== Directive ==
Copy each line exactly.

== Exercise inputs ==
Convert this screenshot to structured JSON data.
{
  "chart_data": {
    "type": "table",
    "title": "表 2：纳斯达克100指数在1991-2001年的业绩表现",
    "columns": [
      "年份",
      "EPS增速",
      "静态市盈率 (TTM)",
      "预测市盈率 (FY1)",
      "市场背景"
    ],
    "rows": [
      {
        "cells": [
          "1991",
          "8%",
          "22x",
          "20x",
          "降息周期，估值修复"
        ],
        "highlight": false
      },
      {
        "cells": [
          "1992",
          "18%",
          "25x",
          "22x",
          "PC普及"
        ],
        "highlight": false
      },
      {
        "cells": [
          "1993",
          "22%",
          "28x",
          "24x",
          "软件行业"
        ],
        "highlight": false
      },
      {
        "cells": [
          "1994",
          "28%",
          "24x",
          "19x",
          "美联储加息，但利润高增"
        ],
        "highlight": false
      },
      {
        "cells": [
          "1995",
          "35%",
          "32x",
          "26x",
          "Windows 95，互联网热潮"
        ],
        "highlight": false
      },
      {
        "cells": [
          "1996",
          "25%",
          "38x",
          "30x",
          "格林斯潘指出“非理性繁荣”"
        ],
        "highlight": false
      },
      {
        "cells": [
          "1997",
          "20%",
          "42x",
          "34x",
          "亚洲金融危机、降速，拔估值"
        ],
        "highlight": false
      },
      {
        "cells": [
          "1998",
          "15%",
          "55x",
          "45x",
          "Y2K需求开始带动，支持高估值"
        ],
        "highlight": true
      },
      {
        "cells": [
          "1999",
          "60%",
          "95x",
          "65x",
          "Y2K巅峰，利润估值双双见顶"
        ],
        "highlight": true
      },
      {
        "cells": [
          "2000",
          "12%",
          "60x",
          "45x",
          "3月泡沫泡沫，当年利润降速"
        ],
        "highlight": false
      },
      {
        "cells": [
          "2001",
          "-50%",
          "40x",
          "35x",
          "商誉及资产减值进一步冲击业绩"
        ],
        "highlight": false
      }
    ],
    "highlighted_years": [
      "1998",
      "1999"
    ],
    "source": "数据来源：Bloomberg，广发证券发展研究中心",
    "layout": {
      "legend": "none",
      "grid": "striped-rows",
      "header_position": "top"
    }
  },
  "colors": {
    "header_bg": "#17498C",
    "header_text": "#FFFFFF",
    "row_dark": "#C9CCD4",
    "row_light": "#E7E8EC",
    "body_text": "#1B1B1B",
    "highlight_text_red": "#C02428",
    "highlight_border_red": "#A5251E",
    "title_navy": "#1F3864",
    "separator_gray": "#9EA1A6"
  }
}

== Output of the task ==
Convert this screenshot to structured JSON data.
{
  "chart_data": {
    "type": "table",
    "title": "表 2：纳斯达克100指数在1991-2001年的业绩表现",
    "columns": [
      "年份",
      "EPS增速",
      "静态市盈率 (TTM)",
      "预测市盈率 (FY1)",
      "市场背景"
    ],
    "rows": [
      {
        "cells": [
          "1991",
          "8%",
          "22x",
          "20x",
          "降息周期，估值修复"
        ],
        "highlight": false
      },
      {
        "cells": [
          "1992",
          "18%",
          "25x",
          "22x",
          "PC普及"
        ],
        "highlight": false
      },
      {
        "cells": [
          "1993",
          "22%",
          "28x",
          "24x",
          "软件行业"
        ],
        "highlight": false
      },
      {
        "cells": [
          "1994",
          "28%",
          "24x",
          "19x",
          "美联储加息，但利润高增"
        ],
        "highlight": false
      },
      {
        "cells": [
          "1995",
          "35%",
          "32x",
          "26x",
          "Windows 95，互联网热潮"
        ],
        "highlight": false
      },
      {
        "cells": [
          "1996",
          "25%",
          "38x",
          "30x",
          "格林斯潘指出“非理性繁荣”"
        ],
        "highlight": false
      },
      {
        "cells": [
          "1997",
          "20%",
          "42x",
          "34x",
          "亚洲金融危机、降速，拔估值"
        ],
        "highlight": false
      },
      {
        "cells": [
          "1998",
          "15%",
          "55x",
          "45x",
          "Y2K需求开始带动，支持高估值"
        ],
        "highlight": true
      },
      {
        "cells": [
          "1999",
          "60%",
          "95x",
          "65x",
          "Y2K巅峰，利润估值双双见顶"
        ],
        "highlight": true
      },
      {
        "cells": [
          "2000",
          "12%",
          "60x",
          "45x",
          "3月泡沫泡沫，当年利润降速"
        ],
        "highlight": false
      },
      {
        "cells": [
          "2001",
          "-50%",
          "40x",
          "35x",
          "商誉及资产减值进一步冲击业绩"
        ],
        "highlight": false
      }
    ],
    "highlighted_years": [
      "1998",
      "1999"
    ],
    "source": "数据来源：Bloomberg，广发证券发展研究中心",
    "layout": {
      "legend": "none",
      "grid": "striped-rows",
      "header_position": "top"
    }
  },
  "colors": {
    "header_bg": "#17498C",
    "header_text": "#FFFFFF",
    "row_dark": "#C9CCD4",
    "row_light": "#E7E8EC",
    "body_text": "#1B1B1B",
    "highlight_text_red": "#C02428",
    "highlight_border_red": "#A5251E",
    "title_navy": "#1F3864",
    "separator_gray": "#9EA1A6"
  }
}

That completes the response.